Start of Information provided

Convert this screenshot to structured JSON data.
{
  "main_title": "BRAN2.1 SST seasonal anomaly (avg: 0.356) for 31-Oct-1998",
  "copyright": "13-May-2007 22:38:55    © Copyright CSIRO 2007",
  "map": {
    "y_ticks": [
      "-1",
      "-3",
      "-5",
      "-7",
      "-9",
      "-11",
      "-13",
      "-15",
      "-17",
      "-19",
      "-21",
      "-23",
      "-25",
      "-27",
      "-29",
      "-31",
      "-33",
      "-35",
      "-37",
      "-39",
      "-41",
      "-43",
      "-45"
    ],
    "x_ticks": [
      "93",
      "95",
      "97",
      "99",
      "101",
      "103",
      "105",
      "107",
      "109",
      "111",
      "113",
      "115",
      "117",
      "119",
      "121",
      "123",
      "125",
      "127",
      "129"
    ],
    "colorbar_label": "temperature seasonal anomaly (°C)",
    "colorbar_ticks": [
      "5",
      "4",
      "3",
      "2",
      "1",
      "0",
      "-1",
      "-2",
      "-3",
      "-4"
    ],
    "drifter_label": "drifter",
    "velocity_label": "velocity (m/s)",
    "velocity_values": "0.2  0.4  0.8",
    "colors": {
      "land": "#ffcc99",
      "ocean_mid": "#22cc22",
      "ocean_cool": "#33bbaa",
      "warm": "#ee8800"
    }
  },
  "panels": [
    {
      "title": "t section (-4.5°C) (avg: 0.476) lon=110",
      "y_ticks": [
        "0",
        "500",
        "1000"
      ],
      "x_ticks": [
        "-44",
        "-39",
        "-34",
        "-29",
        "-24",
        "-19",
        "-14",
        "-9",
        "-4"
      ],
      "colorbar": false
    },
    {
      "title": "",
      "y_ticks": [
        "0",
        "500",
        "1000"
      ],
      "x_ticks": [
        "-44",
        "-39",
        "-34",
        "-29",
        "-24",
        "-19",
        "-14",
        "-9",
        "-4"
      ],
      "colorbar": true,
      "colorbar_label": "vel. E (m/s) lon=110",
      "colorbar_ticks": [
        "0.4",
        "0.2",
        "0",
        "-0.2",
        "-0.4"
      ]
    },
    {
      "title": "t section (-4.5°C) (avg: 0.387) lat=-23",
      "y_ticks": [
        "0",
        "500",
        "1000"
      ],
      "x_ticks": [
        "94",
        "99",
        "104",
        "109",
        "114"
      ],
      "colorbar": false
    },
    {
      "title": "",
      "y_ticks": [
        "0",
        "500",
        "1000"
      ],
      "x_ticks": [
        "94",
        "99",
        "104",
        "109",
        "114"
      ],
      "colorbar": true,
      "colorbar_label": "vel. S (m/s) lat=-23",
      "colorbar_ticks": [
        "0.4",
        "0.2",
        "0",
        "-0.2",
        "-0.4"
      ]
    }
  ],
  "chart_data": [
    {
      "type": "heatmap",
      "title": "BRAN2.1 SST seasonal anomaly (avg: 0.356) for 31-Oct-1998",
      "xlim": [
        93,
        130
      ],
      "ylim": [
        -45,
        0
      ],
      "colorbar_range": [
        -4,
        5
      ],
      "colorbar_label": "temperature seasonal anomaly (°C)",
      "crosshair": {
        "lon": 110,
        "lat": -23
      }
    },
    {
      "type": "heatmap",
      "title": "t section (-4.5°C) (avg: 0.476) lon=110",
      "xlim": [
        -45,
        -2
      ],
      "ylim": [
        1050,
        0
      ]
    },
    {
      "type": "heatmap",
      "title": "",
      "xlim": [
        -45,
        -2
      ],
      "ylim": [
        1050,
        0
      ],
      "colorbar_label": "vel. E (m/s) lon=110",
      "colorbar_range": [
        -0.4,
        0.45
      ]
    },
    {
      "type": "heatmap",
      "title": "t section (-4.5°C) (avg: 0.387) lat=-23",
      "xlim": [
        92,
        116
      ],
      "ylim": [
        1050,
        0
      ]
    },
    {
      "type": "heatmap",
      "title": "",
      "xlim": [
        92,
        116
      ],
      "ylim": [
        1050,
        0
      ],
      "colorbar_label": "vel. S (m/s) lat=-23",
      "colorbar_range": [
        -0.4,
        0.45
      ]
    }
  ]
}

End of Information provided

Requirements:
Choose all lines containing the string "anomaly" and copy them out.

Response to the exercise:
  "main_title": "BRAN2.1 SST seasonal anomaly (avg: 0.356) for 31-Oct-1998",
    "colorbar_label": "temperature seasonal anomaly (°C)",
      "title": "BRAN2.1 SST seasonal anomaly (avg: 0.356) for 31-Oct-1998",
      "colorbar_label": "temperature seasonal anomaly (°C)",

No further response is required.